(Do this)
Copy out the complete listing, word for word.

++++

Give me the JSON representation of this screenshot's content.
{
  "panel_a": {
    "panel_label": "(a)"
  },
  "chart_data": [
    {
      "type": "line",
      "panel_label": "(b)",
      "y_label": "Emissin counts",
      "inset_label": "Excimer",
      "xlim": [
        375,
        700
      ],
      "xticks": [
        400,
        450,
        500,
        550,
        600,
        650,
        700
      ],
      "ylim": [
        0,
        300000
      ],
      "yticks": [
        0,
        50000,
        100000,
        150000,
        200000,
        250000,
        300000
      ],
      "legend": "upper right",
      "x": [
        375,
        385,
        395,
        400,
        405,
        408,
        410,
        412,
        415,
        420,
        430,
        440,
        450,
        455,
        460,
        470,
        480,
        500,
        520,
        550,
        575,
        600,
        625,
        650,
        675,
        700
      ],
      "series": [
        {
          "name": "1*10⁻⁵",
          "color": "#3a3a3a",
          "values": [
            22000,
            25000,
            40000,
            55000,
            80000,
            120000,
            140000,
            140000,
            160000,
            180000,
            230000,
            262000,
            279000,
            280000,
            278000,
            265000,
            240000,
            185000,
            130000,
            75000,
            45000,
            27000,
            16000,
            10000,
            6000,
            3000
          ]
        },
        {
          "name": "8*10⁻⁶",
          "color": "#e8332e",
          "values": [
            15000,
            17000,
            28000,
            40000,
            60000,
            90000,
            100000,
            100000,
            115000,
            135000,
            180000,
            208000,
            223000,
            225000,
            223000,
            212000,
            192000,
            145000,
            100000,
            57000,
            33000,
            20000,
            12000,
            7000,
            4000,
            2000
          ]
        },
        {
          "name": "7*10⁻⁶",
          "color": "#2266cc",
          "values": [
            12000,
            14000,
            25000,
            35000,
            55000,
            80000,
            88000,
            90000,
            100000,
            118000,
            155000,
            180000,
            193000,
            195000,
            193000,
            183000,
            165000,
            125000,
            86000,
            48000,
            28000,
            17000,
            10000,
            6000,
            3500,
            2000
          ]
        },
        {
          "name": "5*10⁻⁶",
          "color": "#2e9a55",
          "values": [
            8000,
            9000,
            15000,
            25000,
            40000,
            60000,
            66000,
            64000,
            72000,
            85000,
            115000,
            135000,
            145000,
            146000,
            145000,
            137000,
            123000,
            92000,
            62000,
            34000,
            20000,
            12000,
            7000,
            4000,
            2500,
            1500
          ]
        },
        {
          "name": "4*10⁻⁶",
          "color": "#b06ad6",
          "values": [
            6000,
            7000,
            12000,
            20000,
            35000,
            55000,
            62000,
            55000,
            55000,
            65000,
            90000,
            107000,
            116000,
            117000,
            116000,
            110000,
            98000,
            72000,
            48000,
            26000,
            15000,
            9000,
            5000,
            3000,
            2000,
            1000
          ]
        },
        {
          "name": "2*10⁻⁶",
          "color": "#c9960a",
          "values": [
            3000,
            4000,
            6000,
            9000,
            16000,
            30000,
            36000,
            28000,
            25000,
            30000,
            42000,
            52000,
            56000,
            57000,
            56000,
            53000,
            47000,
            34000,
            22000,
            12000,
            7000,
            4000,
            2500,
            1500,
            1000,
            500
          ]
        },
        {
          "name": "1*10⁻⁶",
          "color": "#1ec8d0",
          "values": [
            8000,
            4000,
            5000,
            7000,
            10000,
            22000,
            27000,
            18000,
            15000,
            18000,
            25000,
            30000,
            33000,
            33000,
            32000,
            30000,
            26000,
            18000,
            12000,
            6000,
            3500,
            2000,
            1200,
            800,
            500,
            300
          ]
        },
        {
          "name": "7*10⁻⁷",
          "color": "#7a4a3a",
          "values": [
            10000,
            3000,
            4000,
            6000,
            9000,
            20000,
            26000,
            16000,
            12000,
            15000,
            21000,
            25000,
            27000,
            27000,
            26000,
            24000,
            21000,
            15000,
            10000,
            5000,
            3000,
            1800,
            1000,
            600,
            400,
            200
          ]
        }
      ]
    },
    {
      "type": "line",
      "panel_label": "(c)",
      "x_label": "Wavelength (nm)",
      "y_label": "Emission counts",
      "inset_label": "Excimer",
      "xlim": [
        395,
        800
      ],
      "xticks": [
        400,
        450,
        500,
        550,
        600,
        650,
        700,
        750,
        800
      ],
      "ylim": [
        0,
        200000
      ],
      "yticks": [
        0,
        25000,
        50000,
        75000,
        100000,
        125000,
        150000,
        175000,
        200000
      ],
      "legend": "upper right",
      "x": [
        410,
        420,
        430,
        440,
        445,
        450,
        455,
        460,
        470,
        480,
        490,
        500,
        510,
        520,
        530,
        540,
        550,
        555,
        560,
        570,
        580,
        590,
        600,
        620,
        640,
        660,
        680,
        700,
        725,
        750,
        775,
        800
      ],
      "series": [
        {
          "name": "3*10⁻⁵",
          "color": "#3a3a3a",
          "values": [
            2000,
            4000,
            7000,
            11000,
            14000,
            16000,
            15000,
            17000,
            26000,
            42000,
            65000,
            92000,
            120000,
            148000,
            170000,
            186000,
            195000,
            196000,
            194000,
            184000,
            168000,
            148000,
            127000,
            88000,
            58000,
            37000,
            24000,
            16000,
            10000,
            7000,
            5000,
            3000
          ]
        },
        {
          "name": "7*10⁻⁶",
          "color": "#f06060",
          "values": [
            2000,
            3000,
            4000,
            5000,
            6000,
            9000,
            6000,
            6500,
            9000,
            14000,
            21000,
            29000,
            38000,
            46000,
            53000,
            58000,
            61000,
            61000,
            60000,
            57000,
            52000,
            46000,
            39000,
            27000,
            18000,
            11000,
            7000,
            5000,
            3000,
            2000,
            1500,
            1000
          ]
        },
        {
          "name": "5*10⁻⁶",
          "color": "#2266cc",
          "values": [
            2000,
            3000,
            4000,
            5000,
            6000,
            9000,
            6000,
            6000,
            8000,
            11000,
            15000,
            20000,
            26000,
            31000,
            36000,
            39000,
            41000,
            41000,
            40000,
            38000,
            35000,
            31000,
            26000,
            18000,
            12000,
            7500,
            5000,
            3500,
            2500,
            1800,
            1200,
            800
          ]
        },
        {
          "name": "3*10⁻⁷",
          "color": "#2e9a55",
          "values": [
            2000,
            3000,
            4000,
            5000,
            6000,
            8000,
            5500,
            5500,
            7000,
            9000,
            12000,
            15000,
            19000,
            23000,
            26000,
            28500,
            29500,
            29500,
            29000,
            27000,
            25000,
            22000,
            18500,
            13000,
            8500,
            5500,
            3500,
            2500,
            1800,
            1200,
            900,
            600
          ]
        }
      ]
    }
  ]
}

++++

(Exercise response)
Give me the JSON representation of this screenshot's content.
{
  "panel_a": {
    "panel_label": "(a)"
  },
  "chart_data": [
    {
      "type": "line",
      "panel_label": "(b)",
      "y_label": "Emissin counts",
      "inset_label": "Excimer",
      "xlim": [
        375,
        700
      ],
      "xticks": [
        400,
        450,
        500,
        550,
        600,
        650,
        700
      ],
      "ylim": [
        0,
        300000
      ],
      "yticks": [
        0,
        50000,
        100000,
        150000,
        200000,
        250000,
        300000
      ],
      "legend": "upper right",
      "x": [
        375,
        385,
        395,
        400,
        405,
        408,
        410,
        412,
        415,
        420,
        430,
        440,
        450,
        455,
        460,
        470,
        480,
        500,
        520,
        550,
        575,
        600,
        625,
        650,
        675,
        700
      ],
      "series": [
        {
          "name": "1*10⁻⁵",
          "color": "#3a3a3a",
          "values": [
            22000,
            25000,
            40000,
            55000,
            80000,
            120000,
            140000,
            140000,
            160000,
            180000,
            230000,
            262000,
            279000,
            280000,
            278000,
            265000,
            240000,
            185000,
            130000,
            75000,
            45000,
            27000,
            16000,
            10000,
            6000,
            3000
          ]
        },
        {
          "name": "8*10⁻⁶",
          "color": "#e8332e",
          "values": [
            15000,
            17000,
            28000,
            40000,
            60000,
            90000,
            100000,
            100000,
            115000,
            135000,
            180000,
            208000,
            223000,
            225000,
            223000,
            212000,
            192000,
            145000,
            100000,
            57000,
            33000,
            20000,
            12000,
            7000,
            4000,
            2000
          ]
        },
        {
          "name": "7*10⁻⁶",
          "color": "#2266cc",
          "values": [
            12000,
            14000,
            25000,
            35000,
            55000,
            80000,
            88000,
            90000,
            100000,
            118000,
            155000,
            180000,
            193000,
            195000,
            193000,
            183000,
            165000,
            125000,
            86000,
            48000,
            28000,
            17000,
            10000,
            6000,
            3500,
            2000
          ]
        },
        {
          "name": "5*10⁻⁶",
          "color": "#2e9a55",
          "values": [
            8000,
            9000,
            15000,
            25000,
            40000,
            60000,
            66000,
            64000,
            72000,
            85000,
            115000,
            135000,
            145000,
            146000,
            145000,
            137000,
            123000,
            92000,
            62000,
            34000,
            20000,
            12000,
            7000,
            4000,
            2500,
            1500
          ]
        },
        {
          "name": "4*10⁻⁶",
          "color": "#b06ad6",
          "values": [
            6000,
            7000,
            12000,
            20000,
            35000,
            55000,
            62000,
            55000,
            55000,
            65000,
            90000,
            107000,
            116000,
            117000,
            116000,
            110000,
            98000,
            72000,
            48000,
            26000,
            15000,
            9000,
            5000,
            3000,
            2000,
            1000
          ]
        },
        {
          "name": "2*10⁻⁶",
          "color": "#c9960a",
          "values": [
            3000,
            4000,
            6000,
            9000,
            16000,
            30000,
            36000,
            28000,
            25000,
            30000,
            42000,
            52000,
            56000,
            57000,
            56000,
            53000,
            47000,
            34000,
            22000,
            12000,
            7000,
            4000,
            2500,
            1500,
            1000,
            500
          ]
        },
        {
          "name": "1*10⁻⁶",
          "color": "#1ec8d0",
          "values": [
            8000,
            4000,
            5000,
            7000,
            10000,
            22000,
            27000,
            18000,
            15000,
            18000,
            25000,
            30000,
            33000,
            33000,
            32000,
            30000,
            26000,
            18000,
            12000,
            6000,
            3500,
            2000,
            1200,
            800,
            500,
            300
          ]
        },
        {
          "name": "7*10⁻⁷",
          "color": "#7a4a3a",
          "values": [
            10000,
            3000,
            4000,
            6000,
            9000,
            20000,
            26000,
            16000,
            12000,
            15000,
            21000,
            25000,
            27000,
            27000,
            26000,
            24000,
            21000,
            15000,
            10000,
            5000,
            3000,
            1800,
            1000,
            600,
            400,
            200
          ]
        }
      ]
    },
    {
      "type": "line",
      "panel_label": "(c)",
      "x_label": "Wavelength (nm)",
      "y_label": "Emission counts",
      "inset_label": "Excimer",
      "xlim": [
        395,
        800
      ],
      "xticks": [
        400,
        450,
        500,
        550,
        600,
        650,
        700,
        750,
        800
      ],
      "ylim": [
        0,
        200000
      ],
      "yticks": [
        0,
        25000,
        50000,
        75000,
        100000,
        125000,
        150000,
        175000,
        200000
      ],
      "legend": "upper right",
      "x": [
        410,
        420,
        430,
        440,
        445,
        450,
        455,
        460,
        470,
        480,
        490,
        500,
        510,
        520,
        530,
        540,
        550,
        555,
        560,
        570,
        580,
        590,
        600,
        620,
        640,
        660,
        680,
        700,
        725,
        750,
        775,
        800
      ],
      "series": [
        {
          "name": "3*10⁻⁵",
          "color": "#3a3a3a",
          "values": [
            2000,
            4000,
            7000,
            11000,
            14000,
            16000,
            15000,
            17000,
            26000,
            42000,
            65000,
            92000,
            120000,
            148000,
            170000,
            186000,
            195000,
            196000,
            194000,
            184000,
            168000,
            148000,
            127000,
            88000,
            58000,
            37000,
            24000,
            16000,
            10000,
            7000,
            5000,
            3000
          ]
        },
        {
          "name": "7*10⁻⁶",
          "color": "#f06060",
          "values": [
            2000,
            3000,
            4000,
            5000,
            6000,
            9000,
            6000,
            6500,
            9000,
            14000,
            21000,
            29000,
            38000,
            46000,
            53000,
            58000,
            61000,
            61000,
            60000,
            57000,
            52000,
            46000,
            39000,
            27000,
            18000,
            11000,
            7000,
            5000,
            3000,
            2000,
            1500,
            1000
          ]
        },
        {
          "name": "5*10⁻⁶",
          "color": "#2266cc",
          "values": [
            2000,
            3000,
            4000,
            5000,
            6000,
            9000,
            6000,
            6000,
            8000,
            11000,
            15000,
            20000,
            26000,
            31000,
            36000,
            39000,
            41000,
            41000,
            40000,
            38000,
            35000,
            31000,
            26000,
            18000,
            12000,
            7500,
            5000,
            3500,
            2500,
            1800,
            1200,
            800
          ]
        },
        {
          "name": "3*10⁻⁷",
          "color": "#2e9a55",
          "values": [
            2000,
            3000,
            4000,
            5000,
            6000,
            8000,
            5500,
            5500,
            7000,
            9000,
            12000,
            15000,
            19000,
            23000,
            26000,
            28500,
            29500,
            29500,
            29000,
            27000,
            25000,
            22000,
            18500,
            13000,
            8500,
            5500,
            3500,
            2500,
            1800,
            1200,
            900,
            600
          ]
        }
      ]
    }
  ]
}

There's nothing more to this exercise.